Record list ::

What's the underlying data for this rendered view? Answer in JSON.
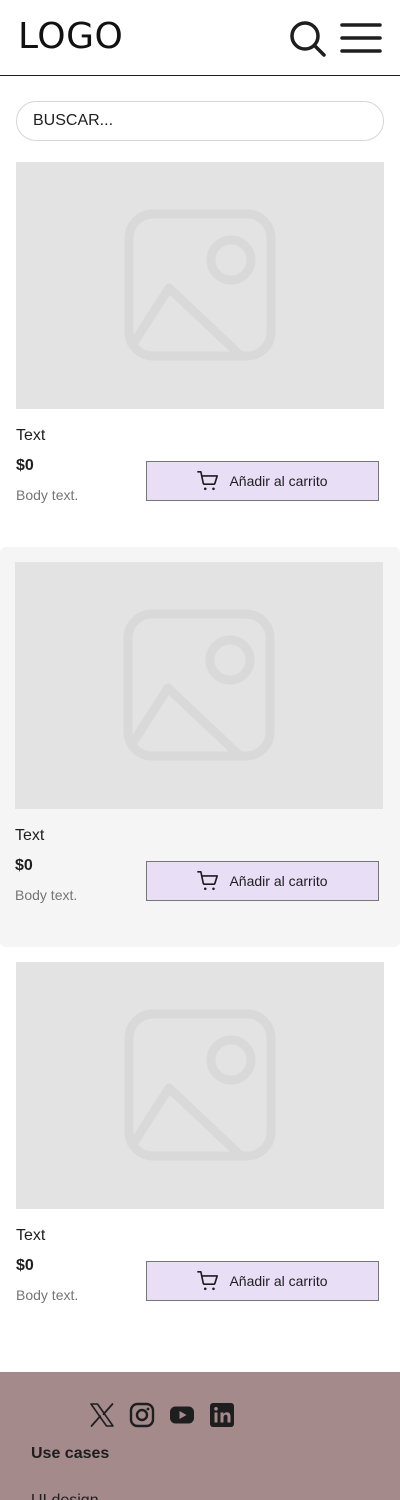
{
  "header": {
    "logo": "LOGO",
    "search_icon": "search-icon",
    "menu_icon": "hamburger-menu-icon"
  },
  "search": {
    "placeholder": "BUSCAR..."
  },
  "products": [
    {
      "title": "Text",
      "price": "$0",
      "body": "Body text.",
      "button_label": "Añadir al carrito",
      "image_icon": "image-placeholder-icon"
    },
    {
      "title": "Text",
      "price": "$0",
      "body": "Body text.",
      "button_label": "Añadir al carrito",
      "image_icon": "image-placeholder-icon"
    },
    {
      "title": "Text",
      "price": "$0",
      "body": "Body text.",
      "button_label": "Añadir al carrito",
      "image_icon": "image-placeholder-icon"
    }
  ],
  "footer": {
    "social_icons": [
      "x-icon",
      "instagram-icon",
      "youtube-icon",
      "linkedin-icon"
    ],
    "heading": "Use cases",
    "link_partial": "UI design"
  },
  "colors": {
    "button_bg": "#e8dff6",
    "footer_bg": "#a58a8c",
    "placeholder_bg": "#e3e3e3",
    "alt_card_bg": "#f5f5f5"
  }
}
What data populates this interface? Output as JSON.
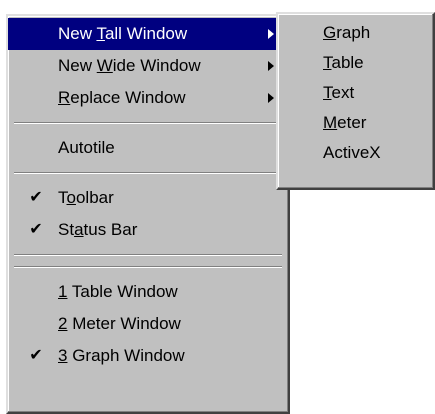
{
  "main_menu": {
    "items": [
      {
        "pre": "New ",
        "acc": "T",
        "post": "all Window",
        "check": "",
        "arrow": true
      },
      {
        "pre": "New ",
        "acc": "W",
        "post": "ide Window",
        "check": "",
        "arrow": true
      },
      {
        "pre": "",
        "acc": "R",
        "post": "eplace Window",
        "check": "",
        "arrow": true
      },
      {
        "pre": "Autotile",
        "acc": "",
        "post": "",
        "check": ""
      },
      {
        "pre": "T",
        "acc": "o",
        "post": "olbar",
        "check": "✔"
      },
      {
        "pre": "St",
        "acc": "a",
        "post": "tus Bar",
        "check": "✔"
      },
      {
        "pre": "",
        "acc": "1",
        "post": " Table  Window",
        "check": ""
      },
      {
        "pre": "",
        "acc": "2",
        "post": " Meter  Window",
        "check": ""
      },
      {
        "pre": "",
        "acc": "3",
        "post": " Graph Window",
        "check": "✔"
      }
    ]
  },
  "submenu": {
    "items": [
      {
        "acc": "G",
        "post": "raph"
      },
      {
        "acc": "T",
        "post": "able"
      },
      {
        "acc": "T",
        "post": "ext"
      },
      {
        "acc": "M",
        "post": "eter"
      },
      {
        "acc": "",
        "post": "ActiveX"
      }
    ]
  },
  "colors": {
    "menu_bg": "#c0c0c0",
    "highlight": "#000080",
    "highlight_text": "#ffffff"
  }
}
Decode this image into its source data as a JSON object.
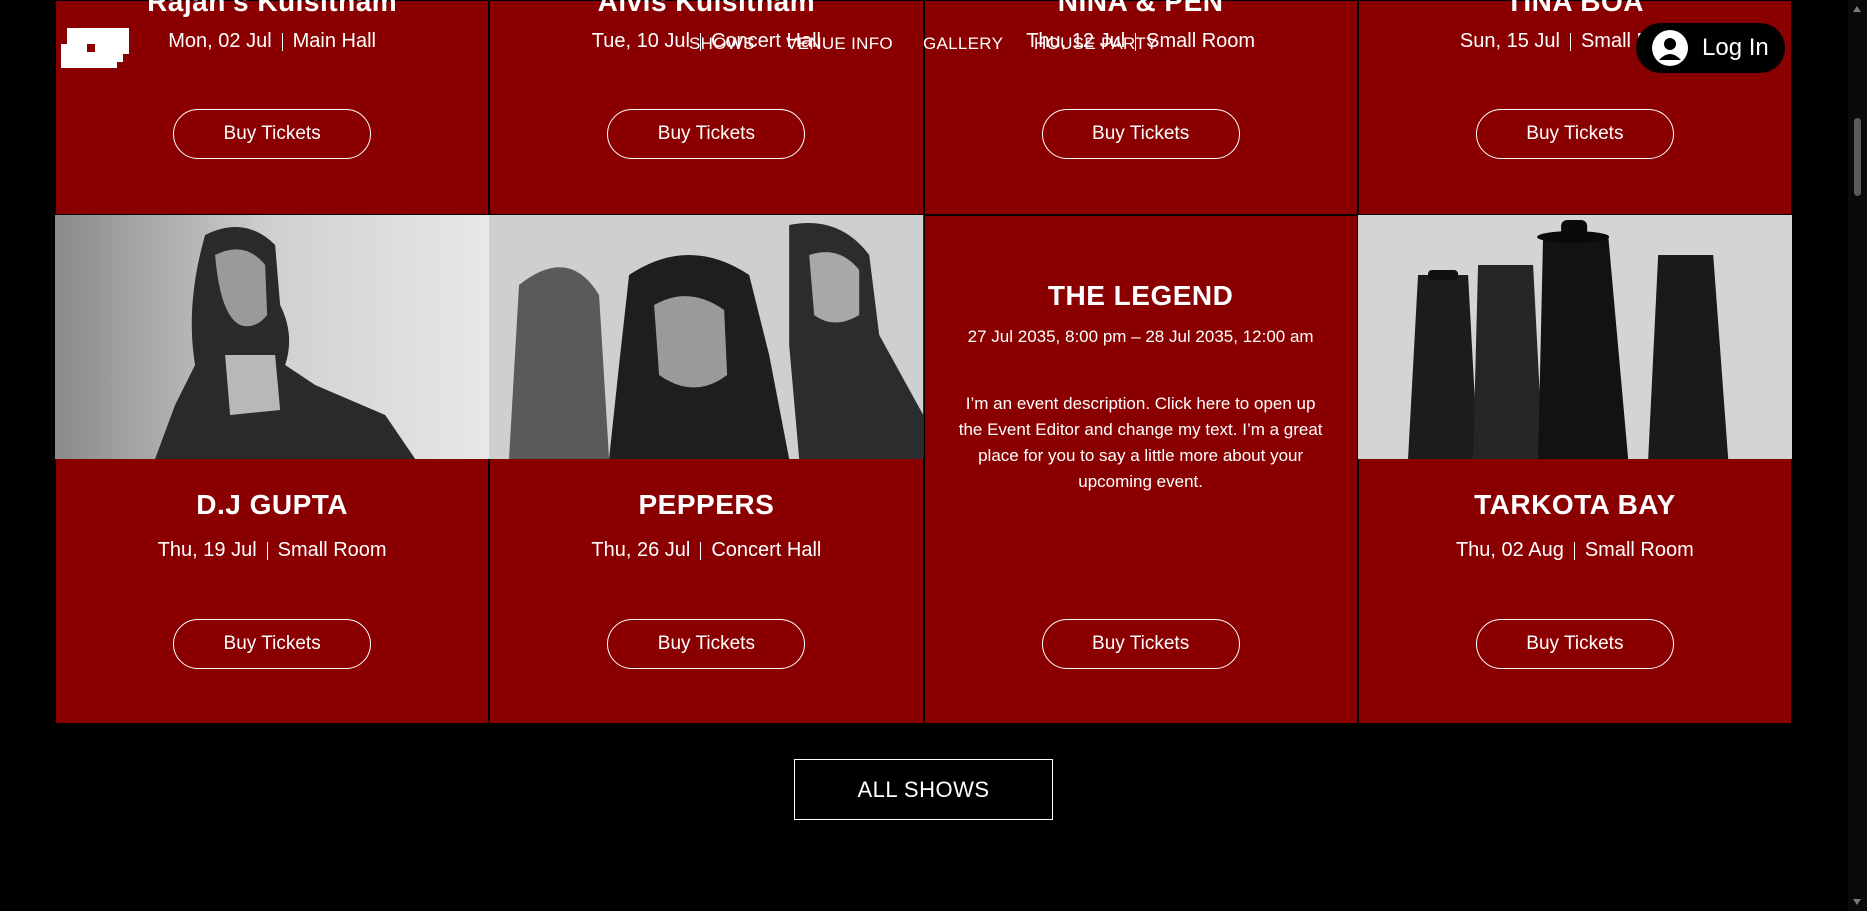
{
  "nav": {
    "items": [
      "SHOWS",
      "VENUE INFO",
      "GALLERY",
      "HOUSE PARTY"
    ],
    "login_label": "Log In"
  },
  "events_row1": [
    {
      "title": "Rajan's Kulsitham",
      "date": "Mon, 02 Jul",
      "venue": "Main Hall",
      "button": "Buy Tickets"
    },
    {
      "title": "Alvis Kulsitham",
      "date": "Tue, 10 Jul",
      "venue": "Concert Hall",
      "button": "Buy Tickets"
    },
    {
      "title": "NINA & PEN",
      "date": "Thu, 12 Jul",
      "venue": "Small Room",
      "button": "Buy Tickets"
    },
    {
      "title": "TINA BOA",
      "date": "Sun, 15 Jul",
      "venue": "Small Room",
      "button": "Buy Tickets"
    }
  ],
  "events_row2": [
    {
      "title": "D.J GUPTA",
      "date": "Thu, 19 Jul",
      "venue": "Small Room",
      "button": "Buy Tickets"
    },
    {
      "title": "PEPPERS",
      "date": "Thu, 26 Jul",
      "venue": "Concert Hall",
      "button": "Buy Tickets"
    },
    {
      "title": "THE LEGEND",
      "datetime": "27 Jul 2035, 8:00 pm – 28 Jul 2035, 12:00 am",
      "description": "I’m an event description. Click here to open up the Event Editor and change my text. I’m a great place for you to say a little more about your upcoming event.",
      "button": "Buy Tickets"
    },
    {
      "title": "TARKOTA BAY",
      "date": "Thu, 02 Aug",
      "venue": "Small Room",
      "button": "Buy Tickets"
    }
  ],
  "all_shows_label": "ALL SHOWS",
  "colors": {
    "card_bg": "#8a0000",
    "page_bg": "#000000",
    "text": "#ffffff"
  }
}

* * *

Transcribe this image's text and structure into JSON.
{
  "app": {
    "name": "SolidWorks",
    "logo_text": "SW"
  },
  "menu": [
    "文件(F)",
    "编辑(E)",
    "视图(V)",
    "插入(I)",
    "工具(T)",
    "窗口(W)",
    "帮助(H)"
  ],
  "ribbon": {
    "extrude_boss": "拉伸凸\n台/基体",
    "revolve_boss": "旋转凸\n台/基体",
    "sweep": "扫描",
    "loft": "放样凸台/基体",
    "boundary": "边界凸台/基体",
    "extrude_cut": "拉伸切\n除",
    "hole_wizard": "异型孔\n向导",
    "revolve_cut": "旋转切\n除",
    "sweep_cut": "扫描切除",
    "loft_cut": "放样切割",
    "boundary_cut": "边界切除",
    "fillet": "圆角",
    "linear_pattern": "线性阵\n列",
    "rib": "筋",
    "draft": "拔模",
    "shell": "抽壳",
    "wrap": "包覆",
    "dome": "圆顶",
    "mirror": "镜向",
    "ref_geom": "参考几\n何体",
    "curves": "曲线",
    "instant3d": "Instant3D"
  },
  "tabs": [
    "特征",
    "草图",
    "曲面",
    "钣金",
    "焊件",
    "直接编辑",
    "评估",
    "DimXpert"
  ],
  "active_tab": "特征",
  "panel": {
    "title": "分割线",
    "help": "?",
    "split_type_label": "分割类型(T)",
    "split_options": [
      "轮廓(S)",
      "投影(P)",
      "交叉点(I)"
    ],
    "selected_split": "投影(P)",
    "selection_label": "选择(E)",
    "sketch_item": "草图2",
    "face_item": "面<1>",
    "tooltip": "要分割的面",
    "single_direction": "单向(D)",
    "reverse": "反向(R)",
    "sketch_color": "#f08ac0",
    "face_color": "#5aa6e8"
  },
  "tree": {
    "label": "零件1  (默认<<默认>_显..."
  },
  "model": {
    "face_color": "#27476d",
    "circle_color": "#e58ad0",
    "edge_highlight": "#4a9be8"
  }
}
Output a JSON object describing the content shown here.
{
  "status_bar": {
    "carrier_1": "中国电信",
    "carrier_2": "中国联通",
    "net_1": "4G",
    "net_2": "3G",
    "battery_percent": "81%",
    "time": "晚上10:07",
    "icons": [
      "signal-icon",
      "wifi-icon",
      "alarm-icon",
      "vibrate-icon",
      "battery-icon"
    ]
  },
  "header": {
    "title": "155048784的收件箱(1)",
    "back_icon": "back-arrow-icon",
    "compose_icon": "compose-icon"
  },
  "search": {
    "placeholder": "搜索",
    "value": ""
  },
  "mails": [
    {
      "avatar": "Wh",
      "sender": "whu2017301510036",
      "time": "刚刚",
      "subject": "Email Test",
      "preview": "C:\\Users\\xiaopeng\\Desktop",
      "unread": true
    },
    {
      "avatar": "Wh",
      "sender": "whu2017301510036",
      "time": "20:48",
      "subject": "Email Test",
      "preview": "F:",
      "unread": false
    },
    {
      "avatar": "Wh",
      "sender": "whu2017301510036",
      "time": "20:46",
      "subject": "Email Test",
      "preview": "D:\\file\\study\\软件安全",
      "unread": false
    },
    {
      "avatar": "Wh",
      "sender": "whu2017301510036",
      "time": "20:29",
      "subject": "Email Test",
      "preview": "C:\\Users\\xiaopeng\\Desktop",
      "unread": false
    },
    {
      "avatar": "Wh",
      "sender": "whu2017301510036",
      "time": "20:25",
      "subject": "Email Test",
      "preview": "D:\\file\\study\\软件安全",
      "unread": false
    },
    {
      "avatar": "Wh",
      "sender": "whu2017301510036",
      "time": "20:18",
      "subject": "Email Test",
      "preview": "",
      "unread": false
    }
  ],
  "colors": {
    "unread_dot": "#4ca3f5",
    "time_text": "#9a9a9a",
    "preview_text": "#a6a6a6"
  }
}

--

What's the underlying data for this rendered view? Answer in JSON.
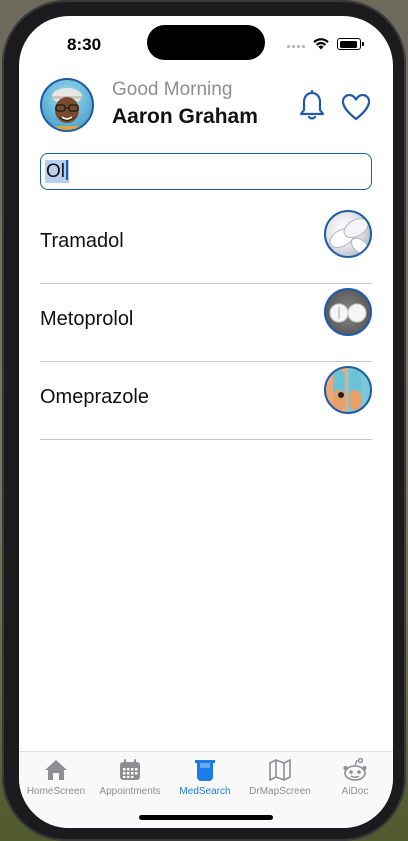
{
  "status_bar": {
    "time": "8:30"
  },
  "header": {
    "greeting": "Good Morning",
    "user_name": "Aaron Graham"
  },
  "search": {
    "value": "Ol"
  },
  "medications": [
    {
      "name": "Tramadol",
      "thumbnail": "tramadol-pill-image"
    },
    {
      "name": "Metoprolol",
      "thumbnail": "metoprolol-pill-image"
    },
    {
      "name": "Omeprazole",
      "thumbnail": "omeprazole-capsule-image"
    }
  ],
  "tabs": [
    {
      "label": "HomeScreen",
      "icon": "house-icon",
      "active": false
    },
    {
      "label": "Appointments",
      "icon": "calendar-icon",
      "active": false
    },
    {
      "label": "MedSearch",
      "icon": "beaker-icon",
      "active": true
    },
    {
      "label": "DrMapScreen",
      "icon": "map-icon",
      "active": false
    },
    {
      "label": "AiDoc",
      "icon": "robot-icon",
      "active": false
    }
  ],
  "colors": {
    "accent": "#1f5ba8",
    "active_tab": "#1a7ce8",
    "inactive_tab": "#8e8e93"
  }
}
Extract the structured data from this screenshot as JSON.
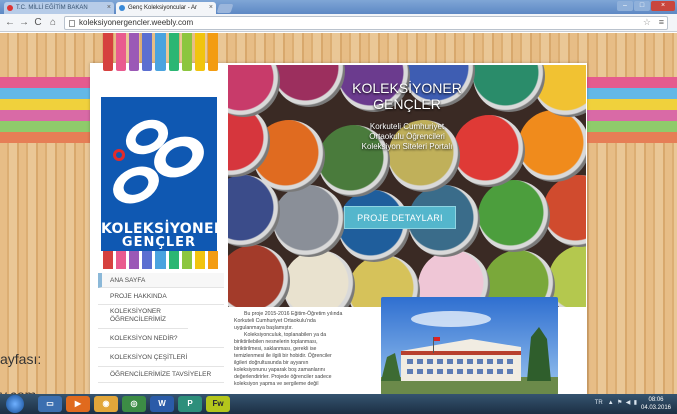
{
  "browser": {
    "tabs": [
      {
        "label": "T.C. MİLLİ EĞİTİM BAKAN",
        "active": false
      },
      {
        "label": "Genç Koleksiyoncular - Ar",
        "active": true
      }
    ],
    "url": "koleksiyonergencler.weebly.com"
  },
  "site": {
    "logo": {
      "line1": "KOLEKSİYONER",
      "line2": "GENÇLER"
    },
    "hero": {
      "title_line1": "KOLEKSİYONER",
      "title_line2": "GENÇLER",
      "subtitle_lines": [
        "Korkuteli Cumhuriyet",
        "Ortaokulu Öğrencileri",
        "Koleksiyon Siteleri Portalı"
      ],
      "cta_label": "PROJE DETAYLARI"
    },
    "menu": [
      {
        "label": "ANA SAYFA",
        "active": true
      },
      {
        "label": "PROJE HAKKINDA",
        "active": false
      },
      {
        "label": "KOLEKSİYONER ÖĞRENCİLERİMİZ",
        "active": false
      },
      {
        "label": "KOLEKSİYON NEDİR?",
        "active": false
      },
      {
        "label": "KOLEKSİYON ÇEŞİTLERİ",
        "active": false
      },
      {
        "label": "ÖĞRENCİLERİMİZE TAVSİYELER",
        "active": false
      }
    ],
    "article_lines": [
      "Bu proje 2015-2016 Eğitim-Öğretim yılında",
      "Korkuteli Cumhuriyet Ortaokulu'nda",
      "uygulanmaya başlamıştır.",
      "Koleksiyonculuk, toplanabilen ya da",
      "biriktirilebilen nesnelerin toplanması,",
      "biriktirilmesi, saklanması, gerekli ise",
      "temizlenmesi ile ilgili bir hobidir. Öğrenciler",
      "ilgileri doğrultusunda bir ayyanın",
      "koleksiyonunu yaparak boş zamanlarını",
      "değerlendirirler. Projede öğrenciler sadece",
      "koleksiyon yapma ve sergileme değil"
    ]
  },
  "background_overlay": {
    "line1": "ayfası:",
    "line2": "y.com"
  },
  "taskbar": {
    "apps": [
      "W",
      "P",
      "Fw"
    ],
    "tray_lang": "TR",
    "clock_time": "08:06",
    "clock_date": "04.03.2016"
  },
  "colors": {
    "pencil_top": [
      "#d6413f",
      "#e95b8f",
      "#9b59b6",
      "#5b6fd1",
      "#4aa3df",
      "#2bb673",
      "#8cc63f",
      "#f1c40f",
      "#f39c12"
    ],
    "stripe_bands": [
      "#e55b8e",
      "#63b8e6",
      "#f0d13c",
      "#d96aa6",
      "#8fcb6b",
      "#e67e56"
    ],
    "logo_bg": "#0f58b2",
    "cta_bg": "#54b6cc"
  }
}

Written instruction ::
Check each line of the records above for "into", and copy those that have it.

Result of this exercise ::
Decode this image into its source data as a JSON object.
Transcribe this image's text and structure into JSON.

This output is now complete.